Задание 1
Перечислите всех жильцов дома, которых статья о Четвертом доме Моссовета называет по имени или фамилии. Инициалы не учитывайте.
Задание 2
Напишите продолжение статьи о Четвертом доме Моссовета, начиная сразу после ее последнего предложения.

Старожилка дома Е.С, вспоминает: «Это же был Четвертый дом Моссовета, и в основном жили здесь старые большевики. Были, конечно, всякие-разные и были смешные. Среди них была одна такая товарищ Мария. Ходила в кепке, мужском пиджаке и юбке, курила. Мы, дети, были твердо уверены, что она гермафродит. Вот эта товарищ Мария во время войны кричала, чтобы в клубе не пускали фильмы, потому что немецкие летчики их услышат и будут бомбить наш дом. <…> Жил здесь Вышинский, лифт у него был собственный, а дочь у него пользовалась общим лифтом. Дочь была уже взрослая и с нами не играла, а вот с дочерью Лихачева, семья которого жила на шестом этаже, мы играли. Валя была такой живой девочкой, но училась, видимо, неважно, кончила 7 классов и поступила потом на какое-то вокальное отделение. Где-то потом пела. Жена у Лихачева была очень красивая, всегда сидела в каком-то белом платке, русская такая красавица».

До войны на девятом этаже жил наркоман, никто не знает, кем он был и откуда брал наркотики, но персонажем был странным, дети его боялись, потом он просто пропал. Был в доме и ростовщик, дикенсовский тип, седой мужчина с галантными манерами, весь дом знал, что он дает деньги в рост. После войны в доме жила переводчица, очень импозантная особа, в свое время бывшая любовницей мексиканского художника Ривера. Эпатажная женщина, она даже в 60 лет продолжала часто ходить в модной матроске, юбочке и берете с помпоном.

Исходные материалы
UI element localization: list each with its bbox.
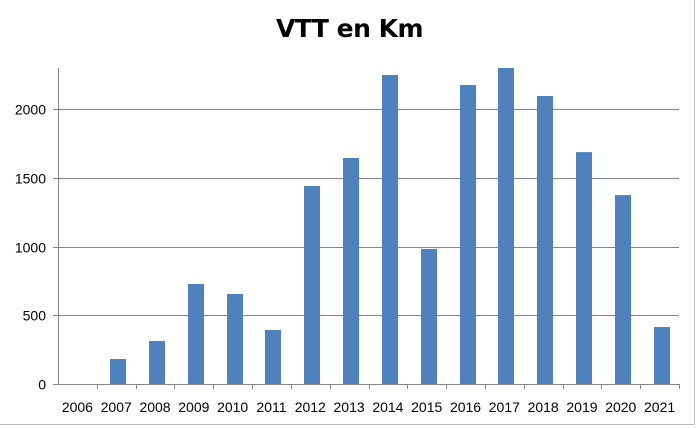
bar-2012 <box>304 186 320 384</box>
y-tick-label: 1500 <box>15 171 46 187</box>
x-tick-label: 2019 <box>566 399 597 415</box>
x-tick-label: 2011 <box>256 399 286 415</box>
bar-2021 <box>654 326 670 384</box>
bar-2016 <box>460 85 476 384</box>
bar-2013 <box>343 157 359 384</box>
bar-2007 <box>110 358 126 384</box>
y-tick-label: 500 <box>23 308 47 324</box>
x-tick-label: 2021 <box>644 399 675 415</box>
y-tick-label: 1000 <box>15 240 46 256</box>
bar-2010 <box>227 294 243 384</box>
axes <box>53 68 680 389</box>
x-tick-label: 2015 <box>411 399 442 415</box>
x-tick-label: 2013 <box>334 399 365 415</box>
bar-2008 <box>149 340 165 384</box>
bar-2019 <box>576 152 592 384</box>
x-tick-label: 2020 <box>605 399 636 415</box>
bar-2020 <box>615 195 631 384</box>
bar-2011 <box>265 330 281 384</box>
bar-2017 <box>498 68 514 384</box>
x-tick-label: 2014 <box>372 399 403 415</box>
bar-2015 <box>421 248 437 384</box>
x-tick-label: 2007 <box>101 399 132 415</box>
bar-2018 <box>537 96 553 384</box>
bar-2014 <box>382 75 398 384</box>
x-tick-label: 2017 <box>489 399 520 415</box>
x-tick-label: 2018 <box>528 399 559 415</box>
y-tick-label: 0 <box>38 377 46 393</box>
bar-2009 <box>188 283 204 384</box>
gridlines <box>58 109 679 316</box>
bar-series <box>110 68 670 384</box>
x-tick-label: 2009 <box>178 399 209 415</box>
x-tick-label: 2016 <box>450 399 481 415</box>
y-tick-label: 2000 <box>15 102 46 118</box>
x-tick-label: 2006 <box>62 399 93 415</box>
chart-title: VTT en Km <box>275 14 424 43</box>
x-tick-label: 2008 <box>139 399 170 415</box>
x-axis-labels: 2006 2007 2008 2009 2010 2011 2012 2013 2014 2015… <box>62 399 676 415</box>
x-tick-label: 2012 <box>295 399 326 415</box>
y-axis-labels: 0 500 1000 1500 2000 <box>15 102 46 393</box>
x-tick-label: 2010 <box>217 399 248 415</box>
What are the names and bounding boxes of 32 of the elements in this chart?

Результат 1
товарищ Мария, Вышинский, Лихачев, Валя (дочь Лихачева)

Результат 2
В 1930-50-е годы в доме проживало очень много детей, воспитывавшихся исключительно бабками и тётками. Среди осиротевших детей был мальчик-индус Гога Мухарджи. В доме проживала семья индусов, приехавших в СССР по каким-то партийным делам. «Им Ленин в первую зиму, когда они мерзли, дал какие-то шубы на собольем меху. Видимо, надоело все время подписывать «расстрелять», подписал «выдать». Гога здесь учился в школе, после ареста родителей, он был в 9 классе, его выселили из дома, в какую-то комнатушку, позже он поступил в Геолого-разведочный, его после забрали в армию, у него был отит, но его все равно послали на пост, и он умер от менингита».

Дети «Чедомоса» 1930-50 годов, в отличие от своих родителей, как раз общались между собой очень активно. Благо места, где можно было поиграть и порезвиться, было предостаточно. Просторные, тянущиеся во всю длину здания коридоры идеально подходили для разных игр, популярны были казаки-разбойники, салки, по коридорам даже катались на велосипедах под громкое возмущение консьержек и уборщиц, занимавших в те годы угловые комнаты каждого этажа и, в отличие от сегодняшних дней, убиравшими на этаже по два раза в день.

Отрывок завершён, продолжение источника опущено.